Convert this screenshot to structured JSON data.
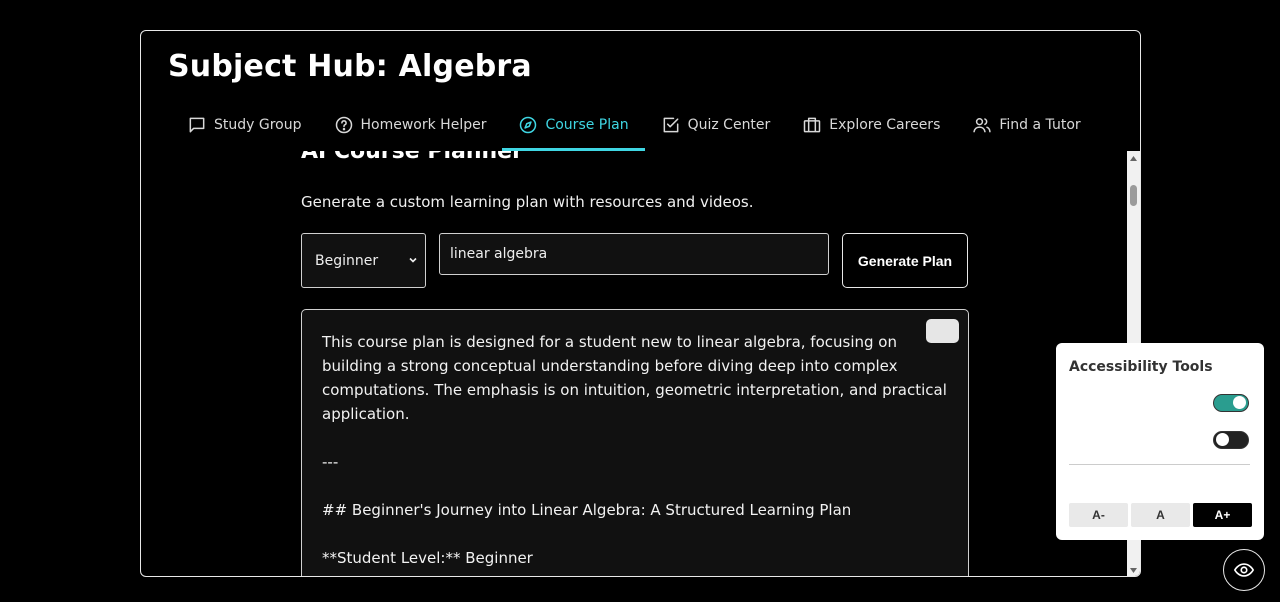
{
  "header": {
    "title": "Subject Hub: Algebra"
  },
  "tabs": [
    {
      "label": "Study Group",
      "icon": "chat-icon"
    },
    {
      "label": "Homework Helper",
      "icon": "help-circle-icon"
    },
    {
      "label": "Course Plan",
      "icon": "compass-icon",
      "active": true
    },
    {
      "label": "Quiz Center",
      "icon": "checkbox-icon"
    },
    {
      "label": "Explore Careers",
      "icon": "briefcase-icon"
    },
    {
      "label": "Find a Tutor",
      "icon": "users-icon"
    }
  ],
  "planner": {
    "title": "AI Course Planner",
    "description": "Generate a custom learning plan with resources and videos.",
    "level_value": "Beginner",
    "topic_value": "linear algebra",
    "generate_label": "Generate Plan",
    "output": {
      "intro": "This course plan is designed for a student new to linear algebra, focusing on building a strong conceptual understanding before diving deep into complex computations. The emphasis is on intuition, geometric interpretation, and practical application.",
      "separator": "---",
      "heading": "## Beginner's Journey into Linear Algebra: A Structured Learning Plan",
      "student_level": "**Student Level:** Beginner"
    }
  },
  "accessibility": {
    "title": "Accessibility Tools",
    "toggle_1_on": true,
    "toggle_2_on": false,
    "font_buttons": [
      "A-",
      "A",
      "A+"
    ]
  },
  "colors": {
    "accent": "#3fd6e3",
    "toggle_on": "#2a9d8f"
  }
}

-.-.-

## Work instructions
Every entry must be transcribed exactly. Pictures do not belong in the copy.

## Result of the exercise
Convert this screenshot to structured JSON data.
{
  "header": {
    "title": "Subject Hub: Algebra"
  },
  "tabs": [
    {
      "label": "Study Group",
      "icon": "chat-icon"
    },
    {
      "label": "Homework Helper",
      "icon": "help-circle-icon"
    },
    {
      "label": "Course Plan",
      "icon": "compass-icon",
      "active": true
    },
    {
      "label": "Quiz Center",
      "icon": "checkbox-icon"
    },
    {
      "label": "Explore Careers",
      "icon": "briefcase-icon"
    },
    {
      "label": "Find a Tutor",
      "icon": "users-icon"
    }
  ],
  "planner": {
    "title": "AI Course Planner",
    "description": "Generate a custom learning plan with resources and videos.",
    "level_value": "Beginner",
    "topic_value": "linear algebra",
    "generate_label": "Generate Plan",
    "output": {
      "intro": "This course plan is designed for a student new to linear algebra, focusing on building a strong conceptual understanding before diving deep into complex computations. The emphasis is on intuition, geometric interpretation, and practical application.",
      "separator": "---",
      "heading": "## Beginner's Journey into Linear Algebra: A Structured Learning Plan",
      "student_level": "**Student Level:** Beginner"
    }
  },
  "accessibility": {
    "title": "Accessibility Tools",
    "toggle_1_on": true,
    "toggle_2_on": false,
    "font_buttons": [
      "A-",
      "A",
      "A+"
    ]
  },
  "colors": {
    "accent": "#3fd6e3",
    "toggle_on": "#2a9d8f"
  }
}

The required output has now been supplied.